▶ _Excerpt_
I wanted to see how you mommas would feel, I am going to make this story short as possible.. Yesterday, we had celebrated Mother's day with my MIL in the morning. We met for breakfast, now I had my SIL, BIL, their twins, DH, myself and my DD, and MIL and FIL. As we were all ready to sit down right away my MIL takes my DD and tells her to sit next to her. Now I thought alright don't be upset, but I was b/c I wanted to sit next to her since it was MOTHER's DAY. Ever since my DD was born, my MIL has this weird obsession with her and it is getting out of hand. My DD was eating butter out of a container and I told my MIL to take it out of her hand please b/c I didn't want her to eat it. (YUCK) Anyway, MIL looks at me and she tells me that she did it when she was a kid! I was like, that's fine but take it away from her please and she DIDN'T!! SIL helped and got it out of her hand. Then we all decided to meet at a park for the kids to play. My DD wanted to go down the slide and asked my MIL to come with her. Well MIL leaves my poor niece in the swing by herself and goes with my DD. I felt so bad for my neice and thank god she is only 1 so she didn't understand what her Nanny did. But I went over to my neice and finished swinging her. I want to talk to my SIL about how I feel about her mom being all weird with my kid, but I don't know how she would feel??

▶ _Listings of boxed layout items_
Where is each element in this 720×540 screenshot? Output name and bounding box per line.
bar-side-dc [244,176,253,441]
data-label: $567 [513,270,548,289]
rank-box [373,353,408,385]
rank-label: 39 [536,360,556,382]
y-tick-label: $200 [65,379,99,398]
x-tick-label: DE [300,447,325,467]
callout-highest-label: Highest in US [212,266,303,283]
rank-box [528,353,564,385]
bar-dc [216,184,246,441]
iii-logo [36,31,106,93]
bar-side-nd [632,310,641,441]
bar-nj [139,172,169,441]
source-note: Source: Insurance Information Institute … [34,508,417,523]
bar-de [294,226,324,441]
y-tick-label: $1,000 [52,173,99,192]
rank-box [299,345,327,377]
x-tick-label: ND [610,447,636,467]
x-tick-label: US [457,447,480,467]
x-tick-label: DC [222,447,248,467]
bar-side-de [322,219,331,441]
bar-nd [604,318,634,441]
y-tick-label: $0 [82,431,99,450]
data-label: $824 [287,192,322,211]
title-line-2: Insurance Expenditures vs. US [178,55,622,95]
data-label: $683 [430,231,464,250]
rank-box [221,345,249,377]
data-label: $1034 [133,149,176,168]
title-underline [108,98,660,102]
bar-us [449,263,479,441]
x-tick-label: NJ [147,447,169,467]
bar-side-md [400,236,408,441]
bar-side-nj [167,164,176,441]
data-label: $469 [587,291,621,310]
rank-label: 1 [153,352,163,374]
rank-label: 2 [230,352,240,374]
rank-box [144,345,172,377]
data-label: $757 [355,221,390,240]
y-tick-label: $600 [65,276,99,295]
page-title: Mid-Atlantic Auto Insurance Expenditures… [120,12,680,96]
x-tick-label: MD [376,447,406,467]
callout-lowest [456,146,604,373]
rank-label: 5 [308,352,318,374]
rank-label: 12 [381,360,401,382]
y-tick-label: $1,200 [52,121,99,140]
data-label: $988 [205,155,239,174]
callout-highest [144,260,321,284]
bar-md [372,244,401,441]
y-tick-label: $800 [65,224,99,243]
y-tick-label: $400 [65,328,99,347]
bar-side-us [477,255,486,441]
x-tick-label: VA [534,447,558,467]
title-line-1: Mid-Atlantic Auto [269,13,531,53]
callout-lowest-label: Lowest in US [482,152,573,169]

▶ _Goal_
Answer these questions about the Mother's Day post:
(a) What meal did the family meet for on the morning of the celebration?
(b) What was the daughter eating out of a container?
(c) How old is the niece left in the swing?
Answer from the Mother's Day post alone.

▶ _Complete answer_
(a) Breakfast
(b) Butter
(c) 1